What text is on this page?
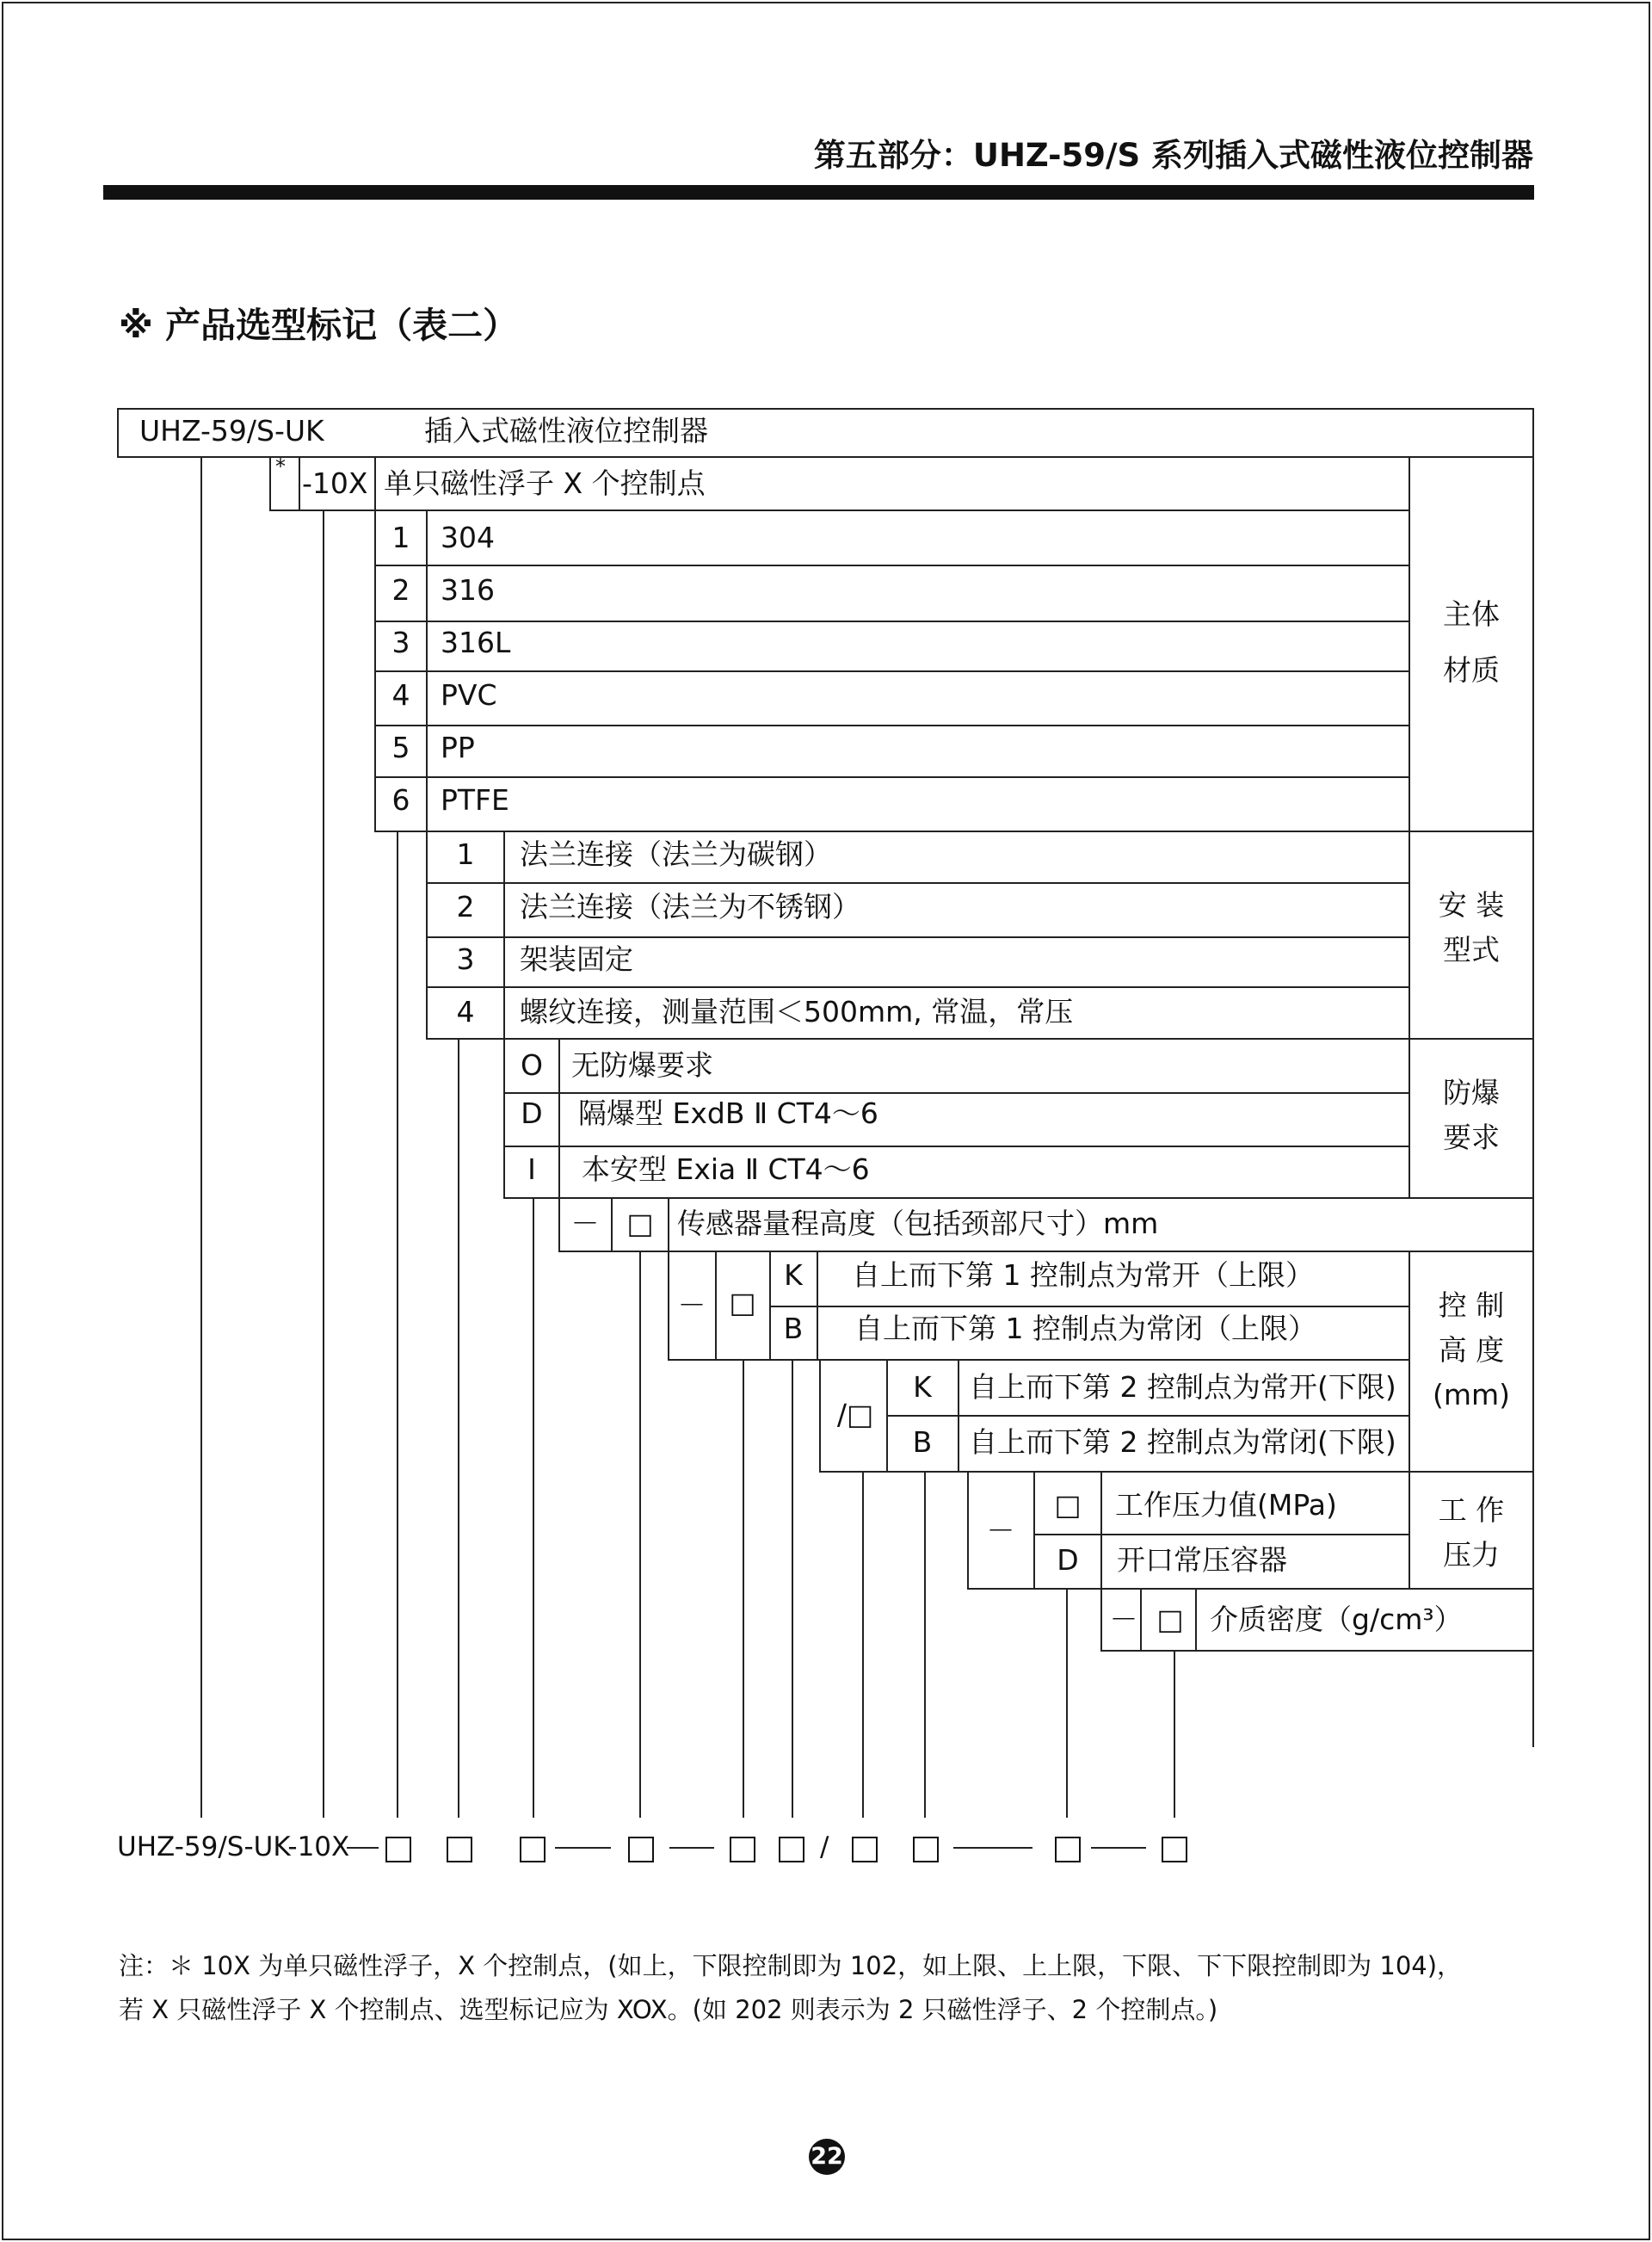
第五部分：UHZ-59/S 系列插入式磁性液位控制器
※ 产品选型标记（表二）
UHZ-59/S-UK	插入式磁性液位控制器
* -10X 单只磁性浮子 X 个控制点
1 304
2 316
3 316L
4 PVC
5 PP
6 PTFE
主体
材质
1 法兰连接（法兰为碳钢）
2 法兰连接（法兰为不锈钢）
3 架装固定
4 螺纹连接，测量范围＜500mm, 常温，常压
安 装
型式
O 无防爆要求
D 隔爆型 ExdB Ⅱ CT4～6
I 本安型 Exia Ⅱ CT4～6
防爆
要求
－ □ 传感器量程高度（包括颈部尺寸）mm
－ □
K 自上而下第 1 控制点为常开（上限）
B 自上而下第 1 控制点为常闭（上限）
/□
K 自上而下第 2 控制点为常开(下限)
B 自上而下第 2 控制点为常闭(下限)
控 制
高 度
(mm)
－
□ 工作压力值(MPa)
D 开口常压容器
工 作
压力
－ □ 介质密度（g/cm³）
UHZ-59/S-UK-10X	/
注：＊ 10X 为单只磁性浮子，X 个控制点，(如上，下限控制即为 102，如上限、上上限，下限、下下限控制即为 104)，
若 X 只磁性浮子 X 个控制点、选型标记应为 XOX。(如 202 则表示为 2 只磁性浮子、2 个控制点。)
22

Required work:
Make an exact copy of every record, pictures excluded.

Written answer:
What text is on this page?
第五部分：UHZ-59/S 系列插入式磁性液位控制器
※ 产品选型标记（表二）
UHZ-59/S-UK	插入式磁性液位控制器
* -10X 单只磁性浮子 X 个控制点
1 304
2 316
3 316L
4 PVC
5 PP
6 PTFE
主体
材质
1 法兰连接（法兰为碳钢）
2 法兰连接（法兰为不锈钢）
3 架装固定
4 螺纹连接，测量范围＜500mm, 常温，常压
安 装
型式
O 无防爆要求
D 隔爆型 ExdB Ⅱ CT4～6
I 本安型 Exia Ⅱ CT4～6
防爆
要求
－ □ 传感器量程高度（包括颈部尺寸）mm
－ □
K 自上而下第 1 控制点为常开（上限）
B 自上而下第 1 控制点为常闭（上限）
/□
K 自上而下第 2 控制点为常开(下限)
B 自上而下第 2 控制点为常闭(下限)
控 制
高 度
(mm)
－
□ 工作压力值(MPa)
D 开口常压容器
工 作
压力
－ □ 介质密度（g/cm³）
UHZ-59/S-UK-10X	/
注：＊ 10X 为单只磁性浮子，X 个控制点，(如上，下限控制即为 102，如上限、上上限，下限、下下限控制即为 104)，
若 X 只磁性浮子 X 个控制点、选型标记应为 XOX。(如 202 则表示为 2 只磁性浮子、2 个控制点。)
22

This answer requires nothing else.